• What is expected:
Quote the listing below in full and exactly as written, but omit every picture.

• Data excerpts:
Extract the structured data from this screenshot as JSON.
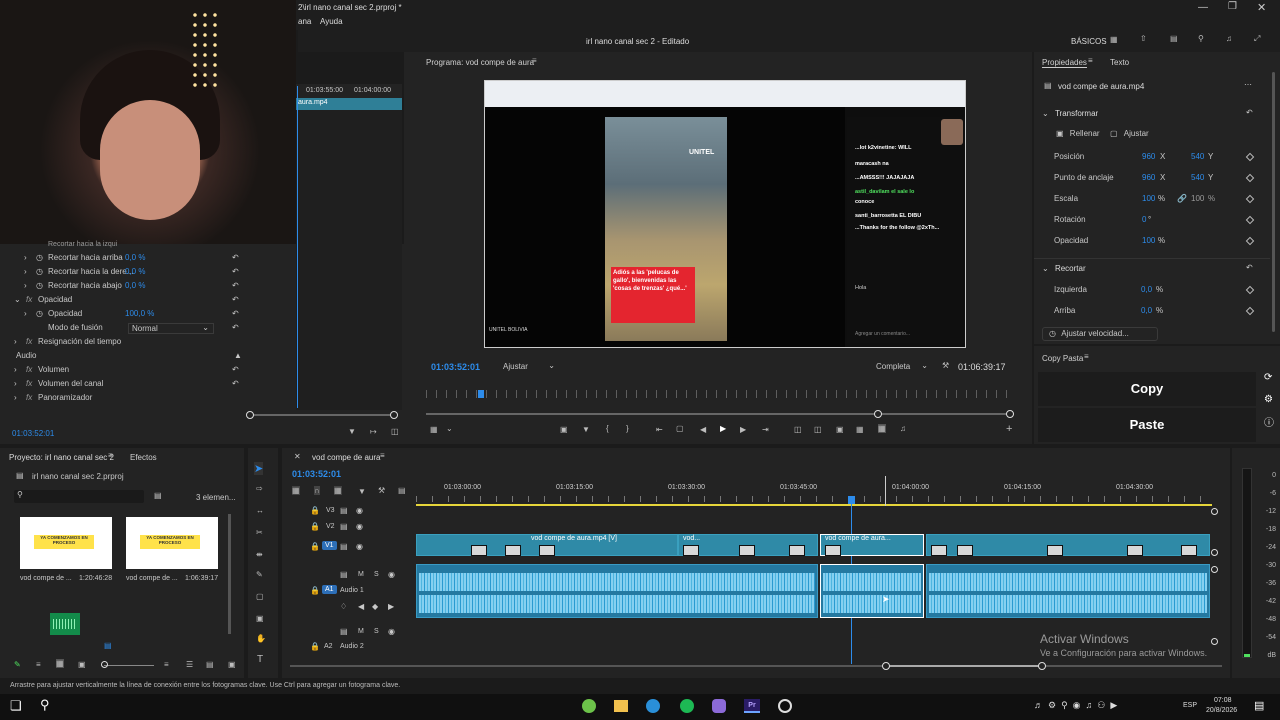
{
  "window": {
    "title_partial": "2\\irl nano canal sec 2.prproj *",
    "menu": [
      "ana",
      "Ayuda"
    ],
    "project_status": "irl nano canal sec 2 - Editado",
    "workspace": "BÁSICOS"
  },
  "effects_controls": {
    "ruler": [
      "01:03:55:00",
      "01:04:00:00"
    ],
    "clip_label": "aura.mp4",
    "rows": [
      {
        "label": "Recortar hacia arriba",
        "value": "0,0 %"
      },
      {
        "label": "Recortar hacia la dere...",
        "value": "0,0 %"
      },
      {
        "label": "Recortar hacia abajo",
        "value": "0,0 %"
      }
    ],
    "opacity_section": "Opacidad",
    "opacity_label": "Opacidad",
    "opacity_value": "100,0 %",
    "blend_label": "Modo de fusión",
    "blend_value": "Normal",
    "time_remap": "Resignación del tiempo",
    "audio_header": "Audio",
    "audio_rows": [
      "Volumen",
      "Volumen del canal",
      "Panoramizador"
    ],
    "timecode": "01:03:52:01"
  },
  "program_monitor": {
    "title": "Programa: vod compe de aura",
    "timecode": "01:03:52:01",
    "fit": "Ajustar",
    "resolution": "Completa",
    "duration": "01:06:39:17",
    "video_overlay": {
      "unitel": "UNITEL",
      "red_caption": "Adiós a las 'pelucas de gallo', bienvenidas las 'cosas de trenzas' ¿qué...'",
      "bottom_line": "UNITEL BOLIVIA",
      "chat_lines": [
        "...lot k2vinetine: WILL",
        "maracash na",
        "...AMSSS!!! JAJAJAJA",
        "astil_davilam el sale lo",
        "conoce",
        "santi_barrosetta EL DIBU",
        "...Thanks for the follow @2xTh...",
        "Hola",
        "Agregar un comentario..."
      ]
    }
  },
  "properties": {
    "tabs": [
      "Propiedades",
      "Texto"
    ],
    "file": "vod compe de aura.mp4",
    "transform_title": "Transformar",
    "fill": "Rellenar",
    "fit": "Ajustar",
    "rows": [
      {
        "label": "Posición",
        "x": "960",
        "xu": "X",
        "y": "540",
        "yu": "Y"
      },
      {
        "label": "Punto de anclaje",
        "x": "960",
        "xu": "X",
        "y": "540",
        "yu": "Y"
      },
      {
        "label": "Escala",
        "x": "100",
        "xu": "%",
        "y": "100",
        "yu": "%"
      },
      {
        "label": "Rotación",
        "x": "0",
        "xu": "°"
      },
      {
        "label": "Opacidad",
        "x": "100",
        "xu": "%"
      }
    ],
    "crop_title": "Recortar",
    "crop_rows": [
      {
        "label": "Izquierda",
        "v": "0,0",
        "u": "%"
      },
      {
        "label": "Arriba",
        "v": "0,0",
        "u": "%"
      }
    ],
    "speed_button": "Ajustar velocidad..."
  },
  "copy_paste": {
    "title": "Copy Pasta",
    "copy": "Copy",
    "paste": "Paste"
  },
  "project": {
    "tab": "Proyecto: irl nano canal sec 2",
    "effects_tab": "Efectos",
    "file": "irl nano canal sec 2.prproj",
    "count": "3 elemen...",
    "items": [
      {
        "name": "vod compe de ...",
        "duration": "1:20:46:28",
        "caption": "YA COMENZAMOS EN PROCESO"
      },
      {
        "name": "vod compe de ...",
        "duration": "1:06:39:17",
        "caption": "YA COMENZAMOS EN PROCESO"
      }
    ]
  },
  "timeline": {
    "sequence": "vod compe de aura",
    "timecode": "01:03:52:01",
    "ruler": [
      "01:03:00:00",
      "01:03:15:00",
      "01:03:30:00",
      "01:03:45:00",
      "01:04:00:00",
      "01:04:15:00",
      "01:04:30:00"
    ],
    "tracks": {
      "v3": "V3",
      "v2": "V2",
      "v1": "V1",
      "a1": "A1",
      "a1_name": "Audio 1",
      "a2": "A2",
      "a2_name": "Audio 2",
      "m": "M",
      "s": "S"
    },
    "clips": [
      {
        "label": "vod compe de aura.mp4 [V]"
      },
      {
        "label": "vod..."
      },
      {
        "label": "vod compe de aura..."
      }
    ]
  },
  "meter": [
    "0",
    "-6",
    "-12",
    "-18",
    "-24",
    "-30",
    "-36",
    "-42",
    "-48",
    "-54",
    "dB"
  ],
  "status_bar": "Arrastre para ajustar verticalmente la línea de conexión entre los fotogramas clave. Use Ctrl para agregar un fotograma clave.",
  "watermark": {
    "title": "Activar Windows",
    "sub": "Ve a Configuración para activar Windows."
  },
  "taskbar": {
    "lang": "ESP",
    "time": "07:08",
    "date": "20/8/2026"
  },
  "colors": {
    "accent_blue": "#2d8ceb",
    "clip_teal": "#2f8aa7",
    "audio_wave": "#6cc6ee"
  }
}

• Expected output:
Extract the structured data from this screenshot as JSON.
{
  "window": {
    "title_partial": "2\\irl nano canal sec 2.prproj *",
    "menu": [
      "ana",
      "Ayuda"
    ],
    "project_status": "irl nano canal sec 2 - Editado",
    "workspace": "BÁSICOS"
  },
  "effects_controls": {
    "ruler": [
      "01:03:55:00",
      "01:04:00:00"
    ],
    "clip_label": "aura.mp4",
    "rows": [
      {
        "label": "Recortar hacia arriba",
        "value": "0,0 %"
      },
      {
        "label": "Recortar hacia la dere...",
        "value": "0,0 %"
      },
      {
        "label": "Recortar hacia abajo",
        "value": "0,0 %"
      }
    ],
    "opacity_section": "Opacidad",
    "opacity_label": "Opacidad",
    "opacity_value": "100,0 %",
    "blend_label": "Modo de fusión",
    "blend_value": "Normal",
    "time_remap": "Resignación del tiempo",
    "audio_header": "Audio",
    "audio_rows": [
      "Volumen",
      "Volumen del canal",
      "Panoramizador"
    ],
    "timecode": "01:03:52:01"
  },
  "program_monitor": {
    "title": "Programa: vod compe de aura",
    "timecode": "01:03:52:01",
    "fit": "Ajustar",
    "resolution": "Completa",
    "duration": "01:06:39:17",
    "video_overlay": {
      "unitel": "UNITEL",
      "red_caption": "Adiós a las 'pelucas de gallo', bienvenidas las 'cosas de trenzas' ¿qué...'",
      "bottom_line": "UNITEL BOLIVIA",
      "chat_lines": [
        "...lot k2vinetine: WILL",
        "maracash na",
        "...AMSSS!!! JAJAJAJA",
        "astil_davilam el sale lo",
        "conoce",
        "santi_barrosetta EL DIBU",
        "...Thanks for the follow @2xTh...",
        "Hola",
        "Agregar un comentario..."
      ]
    }
  },
  "properties": {
    "tabs": [
      "Propiedades",
      "Texto"
    ],
    "file": "vod compe de aura.mp4",
    "transform_title": "Transformar",
    "fill": "Rellenar",
    "fit": "Ajustar",
    "rows": [
      {
        "label": "Posición",
        "x": "960",
        "xu": "X",
        "y": "540",
        "yu": "Y"
      },
      {
        "label": "Punto de anclaje",
        "x": "960",
        "xu": "X",
        "y": "540",
        "yu": "Y"
      },
      {
        "label": "Escala",
        "x": "100",
        "xu": "%",
        "y": "100",
        "yu": "%"
      },
      {
        "label": "Rotación",
        "x": "0",
        "xu": "°"
      },
      {
        "label": "Opacidad",
        "x": "100",
        "xu": "%"
      }
    ],
    "crop_title": "Recortar",
    "crop_rows": [
      {
        "label": "Izquierda",
        "v": "0,0",
        "u": "%"
      },
      {
        "label": "Arriba",
        "v": "0,0",
        "u": "%"
      }
    ],
    "speed_button": "Ajustar velocidad..."
  },
  "copy_paste": {
    "title": "Copy Pasta",
    "copy": "Copy",
    "paste": "Paste"
  },
  "project": {
    "tab": "Proyecto: irl nano canal sec 2",
    "effects_tab": "Efectos",
    "file": "irl nano canal sec 2.prproj",
    "count": "3 elemen...",
    "items": [
      {
        "name": "vod compe de ...",
        "duration": "1:20:46:28",
        "caption": "YA COMENZAMOS EN PROCESO"
      },
      {
        "name": "vod compe de ...",
        "duration": "1:06:39:17",
        "caption": "YA COMENZAMOS EN PROCESO"
      }
    ]
  },
  "timeline": {
    "sequence": "vod compe de aura",
    "timecode": "01:03:52:01",
    "ruler": [
      "01:03:00:00",
      "01:03:15:00",
      "01:03:30:00",
      "01:03:45:00",
      "01:04:00:00",
      "01:04:15:00",
      "01:04:30:00"
    ],
    "tracks": {
      "v3": "V3",
      "v2": "V2",
      "v1": "V1",
      "a1": "A1",
      "a1_name": "Audio 1",
      "a2": "A2",
      "a2_name": "Audio 2",
      "m": "M",
      "s": "S"
    },
    "clips": [
      {
        "label": "vod compe de aura.mp4 [V]"
      },
      {
        "label": "vod..."
      },
      {
        "label": "vod compe de aura..."
      }
    ]
  },
  "meter": [
    "0",
    "-6",
    "-12",
    "-18",
    "-24",
    "-30",
    "-36",
    "-42",
    "-48",
    "-54",
    "dB"
  ],
  "status_bar": "Arrastre para ajustar verticalmente la línea de conexión entre los fotogramas clave. Use Ctrl para agregar un fotograma clave.",
  "watermark": {
    "title": "Activar Windows",
    "sub": "Ve a Configuración para activar Windows."
  },
  "taskbar": {
    "lang": "ESP",
    "time": "07:08",
    "date": "20/8/2026"
  },
  "colors": {
    "accent_blue": "#2d8ceb",
    "clip_teal": "#2f8aa7",
    "audio_wave": "#6cc6ee"
  }
}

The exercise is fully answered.